Exercise directions:
All lines featuring the string "xlabel" are to be listed.

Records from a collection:

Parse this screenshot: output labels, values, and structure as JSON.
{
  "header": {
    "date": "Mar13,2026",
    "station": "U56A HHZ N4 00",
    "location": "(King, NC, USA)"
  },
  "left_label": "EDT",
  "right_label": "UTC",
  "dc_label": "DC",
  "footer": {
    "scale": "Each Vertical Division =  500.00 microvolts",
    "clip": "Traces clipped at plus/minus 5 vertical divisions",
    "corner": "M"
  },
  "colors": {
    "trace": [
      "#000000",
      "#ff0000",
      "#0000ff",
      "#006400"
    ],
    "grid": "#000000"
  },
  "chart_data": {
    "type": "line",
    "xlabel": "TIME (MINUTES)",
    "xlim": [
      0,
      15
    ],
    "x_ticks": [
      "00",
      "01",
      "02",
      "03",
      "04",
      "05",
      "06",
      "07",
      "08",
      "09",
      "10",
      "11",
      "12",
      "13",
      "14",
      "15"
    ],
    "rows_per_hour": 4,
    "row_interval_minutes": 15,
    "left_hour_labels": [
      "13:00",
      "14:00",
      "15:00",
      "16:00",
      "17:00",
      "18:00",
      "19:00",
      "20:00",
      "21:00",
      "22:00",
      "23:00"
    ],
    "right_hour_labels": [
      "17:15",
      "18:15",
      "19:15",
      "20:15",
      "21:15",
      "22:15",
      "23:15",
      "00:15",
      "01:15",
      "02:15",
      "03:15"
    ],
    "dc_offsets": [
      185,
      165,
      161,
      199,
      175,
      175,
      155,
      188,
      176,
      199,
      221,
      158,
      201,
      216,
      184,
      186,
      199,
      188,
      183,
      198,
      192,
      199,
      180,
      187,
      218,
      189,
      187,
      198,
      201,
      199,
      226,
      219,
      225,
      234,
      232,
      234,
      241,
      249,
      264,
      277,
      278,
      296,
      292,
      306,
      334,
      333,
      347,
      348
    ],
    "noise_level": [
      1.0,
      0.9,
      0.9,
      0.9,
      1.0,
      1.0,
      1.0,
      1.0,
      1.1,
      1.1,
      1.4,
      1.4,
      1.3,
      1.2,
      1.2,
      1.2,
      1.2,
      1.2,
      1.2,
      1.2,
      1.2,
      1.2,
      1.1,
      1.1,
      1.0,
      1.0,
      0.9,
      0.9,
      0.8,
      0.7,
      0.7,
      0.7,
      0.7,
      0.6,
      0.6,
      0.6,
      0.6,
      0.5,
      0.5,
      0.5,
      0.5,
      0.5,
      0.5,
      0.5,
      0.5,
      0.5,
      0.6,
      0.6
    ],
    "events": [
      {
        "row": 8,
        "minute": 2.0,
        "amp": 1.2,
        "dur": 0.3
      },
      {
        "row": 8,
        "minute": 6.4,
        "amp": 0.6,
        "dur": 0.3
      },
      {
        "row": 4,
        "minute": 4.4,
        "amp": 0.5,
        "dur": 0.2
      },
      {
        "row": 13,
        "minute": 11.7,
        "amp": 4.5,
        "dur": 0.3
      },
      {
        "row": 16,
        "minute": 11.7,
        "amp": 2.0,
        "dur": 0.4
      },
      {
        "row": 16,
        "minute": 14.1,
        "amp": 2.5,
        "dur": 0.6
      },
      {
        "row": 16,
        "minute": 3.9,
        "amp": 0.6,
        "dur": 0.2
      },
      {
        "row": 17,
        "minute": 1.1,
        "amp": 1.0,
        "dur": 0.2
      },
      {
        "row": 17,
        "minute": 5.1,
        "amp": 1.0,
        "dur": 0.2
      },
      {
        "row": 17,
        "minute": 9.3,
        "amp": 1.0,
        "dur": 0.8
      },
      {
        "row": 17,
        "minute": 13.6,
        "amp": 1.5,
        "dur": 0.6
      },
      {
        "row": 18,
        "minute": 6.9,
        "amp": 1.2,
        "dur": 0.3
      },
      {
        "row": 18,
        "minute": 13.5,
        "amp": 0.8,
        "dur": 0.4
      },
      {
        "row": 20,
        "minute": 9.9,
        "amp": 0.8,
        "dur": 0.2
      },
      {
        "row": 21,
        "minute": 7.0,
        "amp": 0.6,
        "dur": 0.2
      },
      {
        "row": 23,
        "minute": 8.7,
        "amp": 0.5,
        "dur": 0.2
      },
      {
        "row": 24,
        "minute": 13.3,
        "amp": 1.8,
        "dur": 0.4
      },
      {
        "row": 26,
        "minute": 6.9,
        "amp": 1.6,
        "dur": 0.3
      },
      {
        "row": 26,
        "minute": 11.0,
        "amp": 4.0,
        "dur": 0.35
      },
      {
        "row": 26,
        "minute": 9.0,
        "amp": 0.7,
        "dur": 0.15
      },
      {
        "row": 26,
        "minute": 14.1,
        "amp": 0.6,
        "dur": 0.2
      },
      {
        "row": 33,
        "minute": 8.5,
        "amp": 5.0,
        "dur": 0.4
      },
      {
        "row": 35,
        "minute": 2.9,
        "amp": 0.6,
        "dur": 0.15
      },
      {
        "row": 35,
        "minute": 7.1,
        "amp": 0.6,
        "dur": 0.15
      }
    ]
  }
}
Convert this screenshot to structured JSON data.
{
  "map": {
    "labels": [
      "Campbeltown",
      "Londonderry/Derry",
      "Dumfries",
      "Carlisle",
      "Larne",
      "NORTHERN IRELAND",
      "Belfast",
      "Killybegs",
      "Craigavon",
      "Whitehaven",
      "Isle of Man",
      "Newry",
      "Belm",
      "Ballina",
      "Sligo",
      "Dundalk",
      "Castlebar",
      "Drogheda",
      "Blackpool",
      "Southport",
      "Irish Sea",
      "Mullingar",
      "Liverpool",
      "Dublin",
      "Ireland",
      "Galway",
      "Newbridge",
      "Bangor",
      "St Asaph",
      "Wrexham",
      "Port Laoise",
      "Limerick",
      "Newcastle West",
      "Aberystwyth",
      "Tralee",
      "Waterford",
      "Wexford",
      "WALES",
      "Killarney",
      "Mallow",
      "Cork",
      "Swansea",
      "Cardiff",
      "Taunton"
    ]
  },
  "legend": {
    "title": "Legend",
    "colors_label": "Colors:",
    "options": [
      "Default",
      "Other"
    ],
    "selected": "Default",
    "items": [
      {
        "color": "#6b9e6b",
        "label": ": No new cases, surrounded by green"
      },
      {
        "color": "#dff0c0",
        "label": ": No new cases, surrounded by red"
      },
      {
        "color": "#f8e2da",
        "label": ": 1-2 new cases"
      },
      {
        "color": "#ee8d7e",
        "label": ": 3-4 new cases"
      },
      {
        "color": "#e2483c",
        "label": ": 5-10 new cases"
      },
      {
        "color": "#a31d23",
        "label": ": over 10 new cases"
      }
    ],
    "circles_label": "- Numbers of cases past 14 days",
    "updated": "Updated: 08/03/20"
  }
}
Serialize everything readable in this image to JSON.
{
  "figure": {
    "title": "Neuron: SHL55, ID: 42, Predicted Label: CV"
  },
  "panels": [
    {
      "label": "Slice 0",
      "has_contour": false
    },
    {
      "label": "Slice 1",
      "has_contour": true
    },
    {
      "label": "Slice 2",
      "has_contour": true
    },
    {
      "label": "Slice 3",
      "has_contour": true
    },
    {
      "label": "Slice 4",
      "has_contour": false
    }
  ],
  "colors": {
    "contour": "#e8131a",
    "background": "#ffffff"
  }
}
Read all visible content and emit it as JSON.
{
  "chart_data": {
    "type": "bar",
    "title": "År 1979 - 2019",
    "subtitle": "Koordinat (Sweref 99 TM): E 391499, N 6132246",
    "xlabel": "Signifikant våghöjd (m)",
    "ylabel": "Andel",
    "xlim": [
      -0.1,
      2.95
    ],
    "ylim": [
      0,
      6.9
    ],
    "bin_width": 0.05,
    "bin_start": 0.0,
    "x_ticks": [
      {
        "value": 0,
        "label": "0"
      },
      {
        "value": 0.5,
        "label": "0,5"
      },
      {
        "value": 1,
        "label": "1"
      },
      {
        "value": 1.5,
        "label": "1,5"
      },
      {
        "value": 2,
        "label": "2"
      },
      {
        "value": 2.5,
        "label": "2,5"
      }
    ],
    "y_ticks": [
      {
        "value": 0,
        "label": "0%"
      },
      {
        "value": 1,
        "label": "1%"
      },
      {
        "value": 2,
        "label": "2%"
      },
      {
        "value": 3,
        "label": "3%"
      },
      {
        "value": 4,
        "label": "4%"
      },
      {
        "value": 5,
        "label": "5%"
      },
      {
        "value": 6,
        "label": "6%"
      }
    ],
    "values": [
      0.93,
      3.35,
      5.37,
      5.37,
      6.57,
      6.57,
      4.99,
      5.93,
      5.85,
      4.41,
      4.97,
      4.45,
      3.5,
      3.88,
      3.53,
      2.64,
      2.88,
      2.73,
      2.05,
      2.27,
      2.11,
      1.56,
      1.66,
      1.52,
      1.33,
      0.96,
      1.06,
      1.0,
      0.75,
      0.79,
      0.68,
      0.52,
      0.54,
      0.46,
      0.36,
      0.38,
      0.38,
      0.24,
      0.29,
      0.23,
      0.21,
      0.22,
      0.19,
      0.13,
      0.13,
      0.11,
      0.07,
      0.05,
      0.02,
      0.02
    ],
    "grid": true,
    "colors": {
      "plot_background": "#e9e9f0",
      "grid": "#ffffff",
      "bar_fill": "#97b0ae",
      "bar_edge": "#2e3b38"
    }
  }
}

Completed exercise:
    "xlabel": "TIME (MINUTES)",
    "xlabel": "Signifikant våghöjd (m)",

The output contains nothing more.